Directions —
Give all of the lines again exactly as they read.

-*-

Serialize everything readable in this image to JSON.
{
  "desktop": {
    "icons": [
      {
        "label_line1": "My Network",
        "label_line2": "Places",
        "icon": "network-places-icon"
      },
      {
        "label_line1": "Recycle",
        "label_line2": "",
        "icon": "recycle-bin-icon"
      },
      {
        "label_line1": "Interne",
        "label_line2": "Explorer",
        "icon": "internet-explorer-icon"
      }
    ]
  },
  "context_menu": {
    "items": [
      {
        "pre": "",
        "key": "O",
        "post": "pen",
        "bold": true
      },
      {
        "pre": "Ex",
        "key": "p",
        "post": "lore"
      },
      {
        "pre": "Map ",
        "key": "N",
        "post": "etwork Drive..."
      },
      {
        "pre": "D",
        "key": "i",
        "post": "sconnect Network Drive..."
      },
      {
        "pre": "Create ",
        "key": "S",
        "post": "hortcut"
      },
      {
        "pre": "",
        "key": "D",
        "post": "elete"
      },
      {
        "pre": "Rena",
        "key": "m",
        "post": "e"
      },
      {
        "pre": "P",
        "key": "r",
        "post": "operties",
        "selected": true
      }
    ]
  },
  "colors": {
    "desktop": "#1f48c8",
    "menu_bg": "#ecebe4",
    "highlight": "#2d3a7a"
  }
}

-*-

Response to the exercise —
Serialize everything readable in this image to JSON.
{
  "desktop": {
    "icons": [
      {
        "label_line1": "My Network",
        "label_line2": "Places",
        "icon": "network-places-icon"
      },
      {
        "label_line1": "Recycle",
        "label_line2": "",
        "icon": "recycle-bin-icon"
      },
      {
        "label_line1": "Interne",
        "label_line2": "Explorer",
        "icon": "internet-explorer-icon"
      }
    ]
  },
  "context_menu": {
    "items": [
      {
        "pre": "",
        "key": "O",
        "post": "pen",
        "bold": true
      },
      {
        "pre": "Ex",
        "key": "p",
        "post": "lore"
      },
      {
        "pre": "Map ",
        "key": "N",
        "post": "etwork Drive..."
      },
      {
        "pre": "D",
        "key": "i",
        "post": "sconnect Network Drive..."
      },
      {
        "pre": "Create ",
        "key": "S",
        "post": "hortcut"
      },
      {
        "pre": "",
        "key": "D",
        "post": "elete"
      },
      {
        "pre": "Rena",
        "key": "m",
        "post": "e"
      },
      {
        "pre": "P",
        "key": "r",
        "post": "operties",
        "selected": true
      }
    ]
  },
  "colors": {
    "desktop": "#1f48c8",
    "menu_bg": "#ecebe4",
    "highlight": "#2d3a7a"
  }
}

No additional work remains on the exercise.